**TASK GOAL**:
Pictures do not belong in your copy. Repeat all the other data exactly.

--- INPUT FOR THIS TASK ---

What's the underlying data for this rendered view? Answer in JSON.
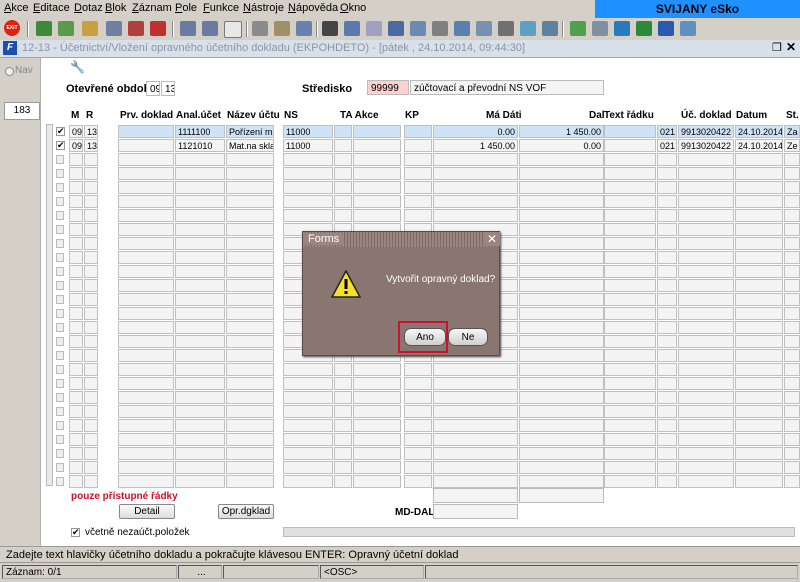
{
  "menu": [
    "Akce",
    "Editace",
    "Dotaz",
    "Blok",
    "Záznam",
    "Pole",
    "Funkce",
    "Nástroje",
    "Nápověda",
    "Okno"
  ],
  "brand": "SVIJANY eSko",
  "toolbar": {
    "exit_label": "EXIT"
  },
  "window": {
    "title": "12-13 - Účetnictví/Vložení opravného účetního dokladu (EKPOHDETO) - [pátek , 24.10.2014, 09:44:30]",
    "restore_icon": "❐",
    "close_icon": "✕"
  },
  "sidebar": {
    "nav_label": "Nav",
    "count": "183"
  },
  "header": {
    "period_label": "Otevřené období",
    "period_month": "09",
    "period_year": "13",
    "center_label": "Středisko",
    "center_code": "99999",
    "center_name": "zúčtovací a převodní NS VOF"
  },
  "grid": {
    "columns": [
      "M",
      "R",
      "Prv. doklad",
      "Anal.účet",
      "Název účtu",
      "NS",
      "TA Akce",
      "KP",
      "Má Dáti",
      "Dal",
      "Text řádku",
      "Úč. doklad",
      "Datum",
      "St."
    ],
    "rows": [
      {
        "checked": true,
        "m": "09",
        "r": "13",
        "prv": "",
        "anal": "1111100",
        "nazev": "Pořízení mat",
        "ns": "11000",
        "ta": "",
        "akce": "",
        "kp": "",
        "ma_dati": "0.00",
        "dal": "1 450.00",
        "text": "",
        "kod": "021",
        "uc_doklad": "9913020422",
        "datum": "24.10.2014",
        "st": "Za"
      },
      {
        "checked": true,
        "m": "09",
        "r": "13",
        "prv": "",
        "anal": "1121010",
        "nazev": "Mat.na sklad",
        "ns": "11000",
        "ta": "",
        "akce": "",
        "kp": "",
        "ma_dati": "1 450.00",
        "dal": "0.00",
        "text": "",
        "kod": "021",
        "uc_doklad": "9913020422",
        "datum": "24.10.2014",
        "st": "Ze"
      }
    ]
  },
  "footer": {
    "access_note": "pouze přístupné řádky",
    "detail_button": "Detail",
    "opr_button": "Opr.dgklad",
    "md_dal_label": "MD-DAL",
    "include_label": "včetně nezaúčt.položek"
  },
  "status": {
    "message": "Zadejte text hlavičky účetního dokladu a pokračujte klávesou ENTER: Opravný účetní doklad",
    "record": "Záznam: 0/1",
    "mid": "...",
    "osc": "<OSC>"
  },
  "dialog": {
    "title": "Forms",
    "close_icon": "✕",
    "message": "Vytvořit opravný doklad?",
    "icon": "warning-icon",
    "yes_button": "Ano",
    "no_button": "Ne"
  },
  "colors": {
    "brand_bg": "#1e90ff",
    "highlight": "#d0102a",
    "dialog_bg": "#8a7670",
    "access_note": "#d0102a"
  }
}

---

**COMPLETE OUTPUT**:
What's the underlying data for this rendered view? Answer in JSON.
{
  "menu": [
    "Akce",
    "Editace",
    "Dotaz",
    "Blok",
    "Záznam",
    "Pole",
    "Funkce",
    "Nástroje",
    "Nápověda",
    "Okno"
  ],
  "brand": "SVIJANY eSko",
  "toolbar": {
    "exit_label": "EXIT"
  },
  "window": {
    "title": "12-13 - Účetnictví/Vložení opravného účetního dokladu (EKPOHDETO) - [pátek , 24.10.2014, 09:44:30]",
    "restore_icon": "❐",
    "close_icon": "✕"
  },
  "sidebar": {
    "nav_label": "Nav",
    "count": "183"
  },
  "header": {
    "period_label": "Otevřené období",
    "period_month": "09",
    "period_year": "13",
    "center_label": "Středisko",
    "center_code": "99999",
    "center_name": "zúčtovací a převodní NS VOF"
  },
  "grid": {
    "columns": [
      "M",
      "R",
      "Prv. doklad",
      "Anal.účet",
      "Název účtu",
      "NS",
      "TA Akce",
      "KP",
      "Má Dáti",
      "Dal",
      "Text řádku",
      "Úč. doklad",
      "Datum",
      "St."
    ],
    "rows": [
      {
        "checked": true,
        "m": "09",
        "r": "13",
        "prv": "",
        "anal": "1111100",
        "nazev": "Pořízení mat",
        "ns": "11000",
        "ta": "",
        "akce": "",
        "kp": "",
        "ma_dati": "0.00",
        "dal": "1 450.00",
        "text": "",
        "kod": "021",
        "uc_doklad": "9913020422",
        "datum": "24.10.2014",
        "st": "Za"
      },
      {
        "checked": true,
        "m": "09",
        "r": "13",
        "prv": "",
        "anal": "1121010",
        "nazev": "Mat.na sklad",
        "ns": "11000",
        "ta": "",
        "akce": "",
        "kp": "",
        "ma_dati": "1 450.00",
        "dal": "0.00",
        "text": "",
        "kod": "021",
        "uc_doklad": "9913020422",
        "datum": "24.10.2014",
        "st": "Ze"
      }
    ]
  },
  "footer": {
    "access_note": "pouze přístupné řádky",
    "detail_button": "Detail",
    "opr_button": "Opr.dgklad",
    "md_dal_label": "MD-DAL",
    "include_label": "včetně nezaúčt.položek"
  },
  "status": {
    "message": "Zadejte text hlavičky účetního dokladu a pokračujte klávesou ENTER: Opravný účetní doklad",
    "record": "Záznam: 0/1",
    "mid": "...",
    "osc": "<OSC>"
  },
  "dialog": {
    "title": "Forms",
    "close_icon": "✕",
    "message": "Vytvořit opravný doklad?",
    "icon": "warning-icon",
    "yes_button": "Ano",
    "no_button": "Ne"
  },
  "colors": {
    "brand_bg": "#1e90ff",
    "highlight": "#d0102a",
    "dialog_bg": "#8a7670",
    "access_note": "#d0102a"
  }
}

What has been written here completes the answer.